= Your instructions =
Search the data for the string "avatar" and extract every line where it appears.
== Task inputs ==
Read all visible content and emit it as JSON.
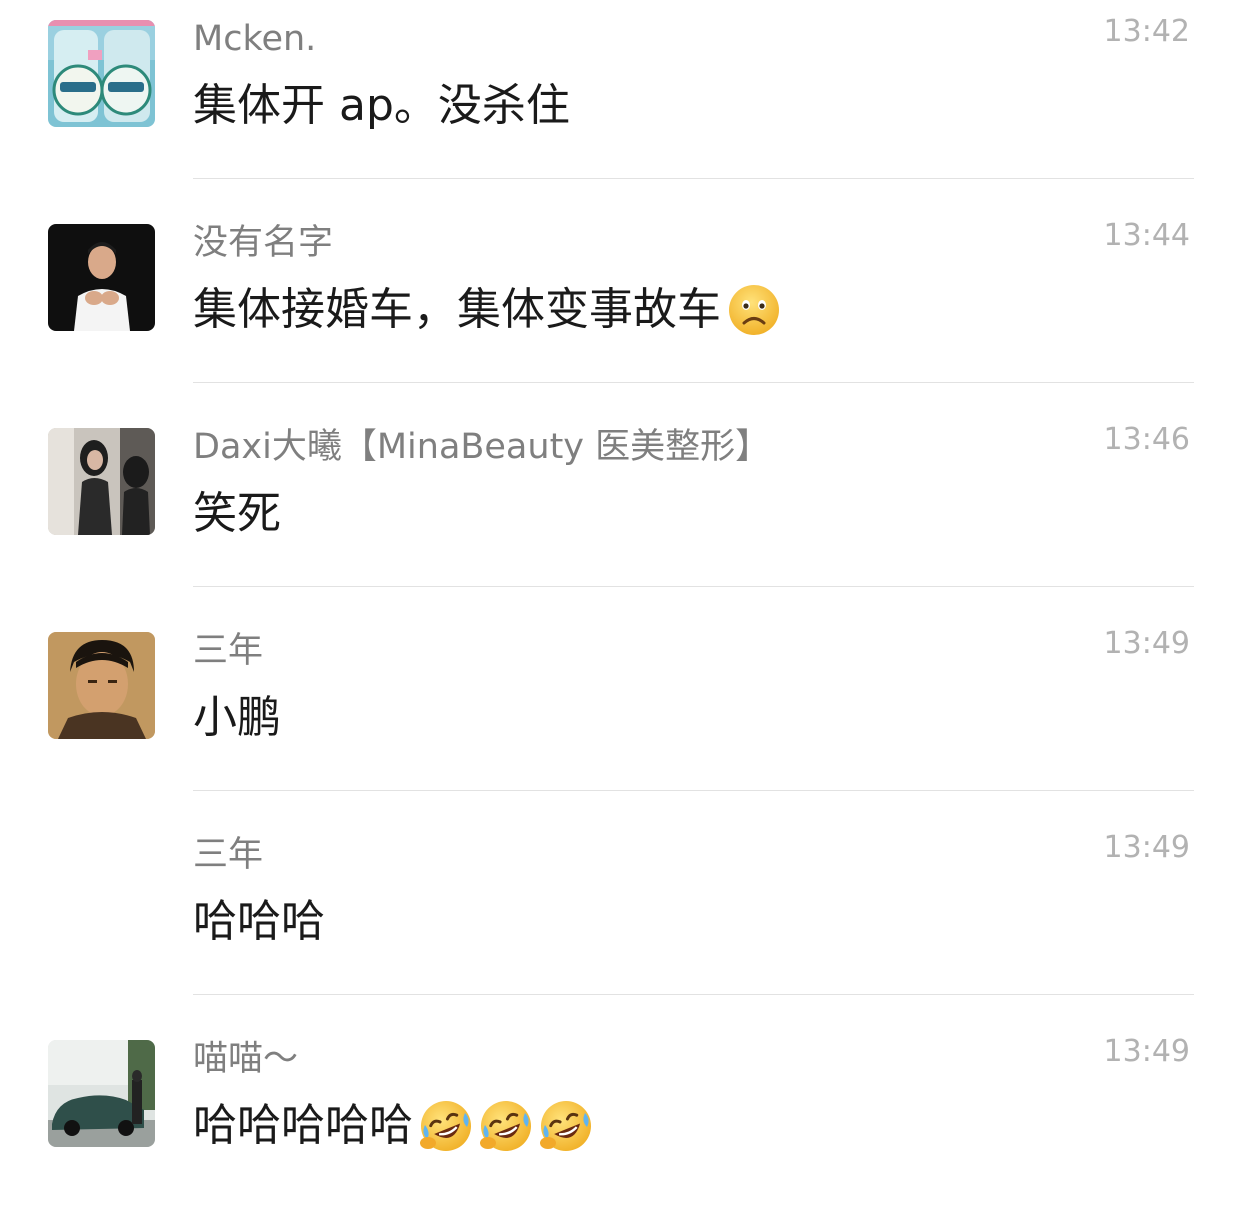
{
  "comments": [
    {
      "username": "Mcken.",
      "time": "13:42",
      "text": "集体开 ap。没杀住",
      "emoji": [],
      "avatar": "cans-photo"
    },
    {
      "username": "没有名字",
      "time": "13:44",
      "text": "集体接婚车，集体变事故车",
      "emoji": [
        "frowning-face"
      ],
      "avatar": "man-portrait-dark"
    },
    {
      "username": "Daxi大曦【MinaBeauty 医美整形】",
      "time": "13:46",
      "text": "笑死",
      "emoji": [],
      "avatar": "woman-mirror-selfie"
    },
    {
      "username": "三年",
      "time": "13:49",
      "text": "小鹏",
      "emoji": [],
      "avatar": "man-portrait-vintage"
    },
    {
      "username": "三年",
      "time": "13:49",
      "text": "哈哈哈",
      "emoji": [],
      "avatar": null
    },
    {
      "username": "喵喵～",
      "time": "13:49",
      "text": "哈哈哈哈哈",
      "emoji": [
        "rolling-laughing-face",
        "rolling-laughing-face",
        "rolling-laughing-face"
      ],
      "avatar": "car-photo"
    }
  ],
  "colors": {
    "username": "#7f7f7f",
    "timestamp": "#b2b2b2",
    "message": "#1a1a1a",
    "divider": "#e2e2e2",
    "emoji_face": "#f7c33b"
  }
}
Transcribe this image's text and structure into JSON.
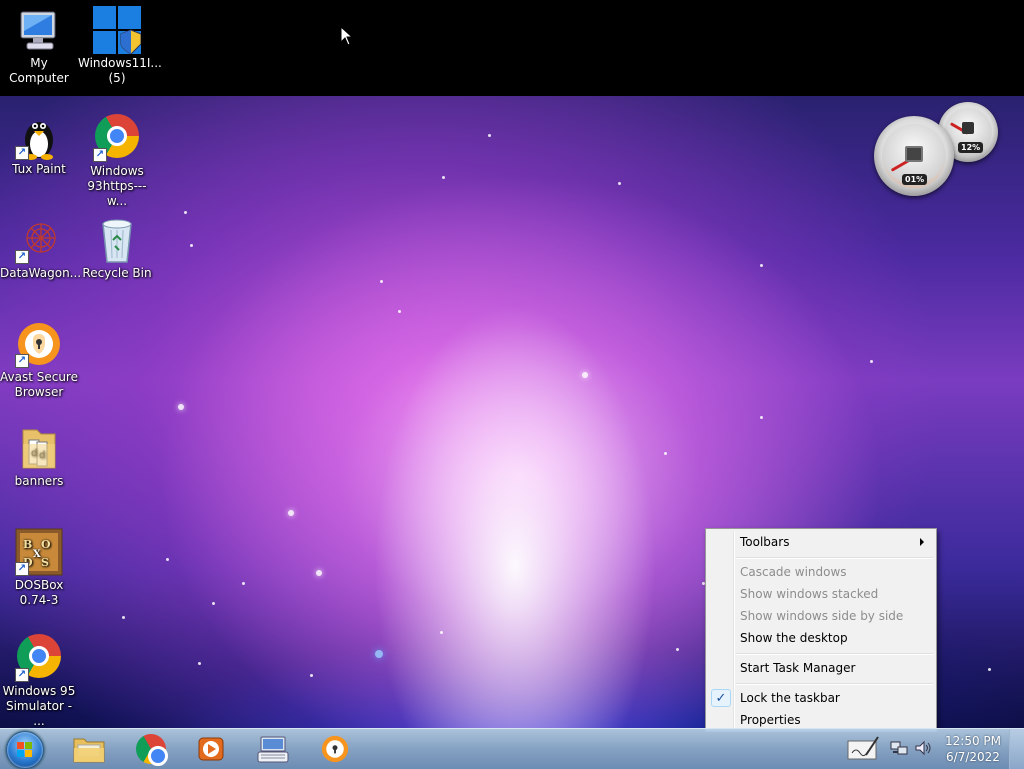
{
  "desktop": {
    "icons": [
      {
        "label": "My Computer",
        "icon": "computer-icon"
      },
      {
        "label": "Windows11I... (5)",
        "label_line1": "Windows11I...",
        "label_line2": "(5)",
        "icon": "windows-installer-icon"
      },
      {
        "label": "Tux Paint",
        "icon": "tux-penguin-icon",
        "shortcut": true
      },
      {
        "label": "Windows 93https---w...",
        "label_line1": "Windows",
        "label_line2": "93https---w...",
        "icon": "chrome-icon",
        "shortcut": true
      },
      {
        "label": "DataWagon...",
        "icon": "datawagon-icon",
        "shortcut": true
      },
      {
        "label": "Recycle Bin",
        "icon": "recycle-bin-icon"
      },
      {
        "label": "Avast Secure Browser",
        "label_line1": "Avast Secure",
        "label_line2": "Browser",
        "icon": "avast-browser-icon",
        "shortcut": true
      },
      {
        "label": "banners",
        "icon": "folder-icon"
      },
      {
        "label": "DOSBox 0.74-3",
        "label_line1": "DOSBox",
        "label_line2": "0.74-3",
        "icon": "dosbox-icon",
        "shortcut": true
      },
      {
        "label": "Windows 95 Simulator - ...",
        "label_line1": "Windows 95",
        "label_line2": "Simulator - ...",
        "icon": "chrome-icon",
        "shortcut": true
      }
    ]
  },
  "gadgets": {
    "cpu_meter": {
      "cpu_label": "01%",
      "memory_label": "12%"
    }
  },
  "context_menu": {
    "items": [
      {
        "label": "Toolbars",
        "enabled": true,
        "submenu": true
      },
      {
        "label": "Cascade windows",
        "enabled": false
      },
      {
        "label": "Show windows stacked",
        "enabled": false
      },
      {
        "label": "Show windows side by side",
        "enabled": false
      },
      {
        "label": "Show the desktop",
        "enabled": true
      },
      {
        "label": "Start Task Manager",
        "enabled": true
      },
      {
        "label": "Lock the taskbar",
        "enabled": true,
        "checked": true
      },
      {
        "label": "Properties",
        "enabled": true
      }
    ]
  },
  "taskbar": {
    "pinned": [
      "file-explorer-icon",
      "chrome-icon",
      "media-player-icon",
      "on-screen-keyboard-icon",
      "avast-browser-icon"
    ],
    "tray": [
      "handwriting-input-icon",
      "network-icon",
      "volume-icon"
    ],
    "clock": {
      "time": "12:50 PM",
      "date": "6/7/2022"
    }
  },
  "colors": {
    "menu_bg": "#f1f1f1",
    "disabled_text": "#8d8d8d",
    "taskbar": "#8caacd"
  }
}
===
= Correct output =
      "avatar": "cans-photo"
      "avatar": "man-portrait-dark"
      "avatar": "woman-mirror-selfie"
      "avatar": "man-portrait-vintage"
      "avatar": null
      "avatar": "car-photo"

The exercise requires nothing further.